What to produce. Filter the entries below, keeping every line that has the word "quelques".
══ Records provided
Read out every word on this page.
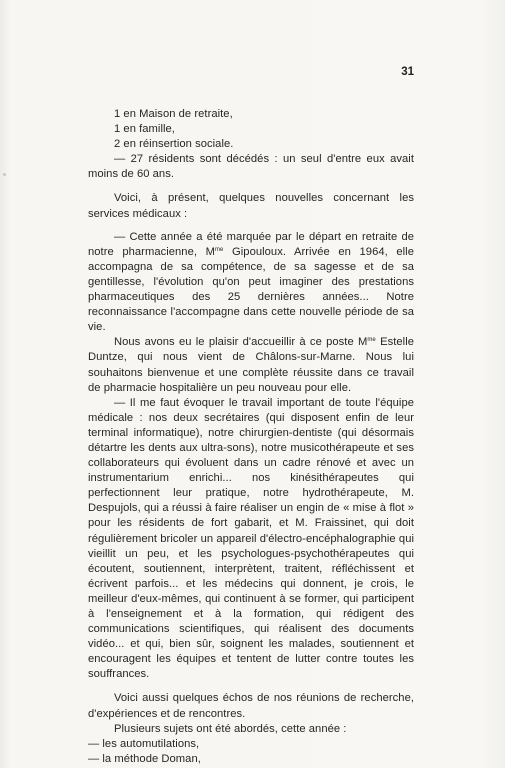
31

1 en Maison de retraite,

1 en famille,

2 en réinsertion sociale.

— 27 résidents sont décédés : un seul d'entre eux avait moins de 60 ans.

Voici, à présent, quelques nouvelles concernant les services médicaux :

— Cette année a été marquée par le départ en retraite de notre pharmacienne, $M^{me}$ Gipouloux. Arrivée en 1964, elle accompagna de sa compétence, de sa sagesse et de sa gentillesse, l'évolution qu'on peut imaginer des prestations pharmaceutiques des 25 dernières années... Notre reconnaissance l'accompagne dans cette nouvelle période de sa vie.

Nous avons eu le plaisir d'accueillir à ce poste $M^{me}$ Estelle Duntze, qui nous vient de Châlons-sur-Marne. Nous lui souhaitons bienvenue et une complète réussite dans ce travail de pharmacie hospitalière un peu nouveau pour elle.

— Il me faut évoquer le travail important de toute l'équipe médicale : nos deux secrétaires (qui disposent enfin de leur terminal informatique), notre chirurgien-dentiste (qui désormais détartre les dents aux ultra-sons), notre musicothérapeute et ses collaborateurs qui évoluent dans un cadre rénové et avec un instrumentarium enrichi... nos kinésithérapeutes qui perfectionnent leur pratique, notre hydrothérapeute, M. Despujols, qui a réussi à faire réaliser un engin de « mise à flot » pour les résidents de fort gabarit, et M. Fraissinet, qui doit régulièrement bricoler un appareil d'électro-encéphalographie qui vieillit un peu, et les psychologues-psychothérapeutes qui écoutent, soutiennent, interprètent, traitent, réfléchissent et écrivent parfois... et les médecins qui donnent, je crois, le meilleur d'eux-mêmes, qui continuent à se former, qui participent à l'enseignement et à la formation, qui rédigent des communications scientifiques, qui réalisent des documents vidéo... et qui, bien sûr, soignent les malades, soutiennent et encouragent les équipes et tentent de lutter contre toutes les souffrances.

Voici aussi quelques échos de nos réunions de recherche, d'expériences et de rencontres.

Plusieurs sujets ont été abordés, cette année :

— les automutilations,

— la méthode Doman,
════
Answer for the task.
Voici, à présent, quelques nouvelles concernant les services médicaux :
Voici aussi quelques échos de nos réunions de recherche, d'expériences et de rencontres.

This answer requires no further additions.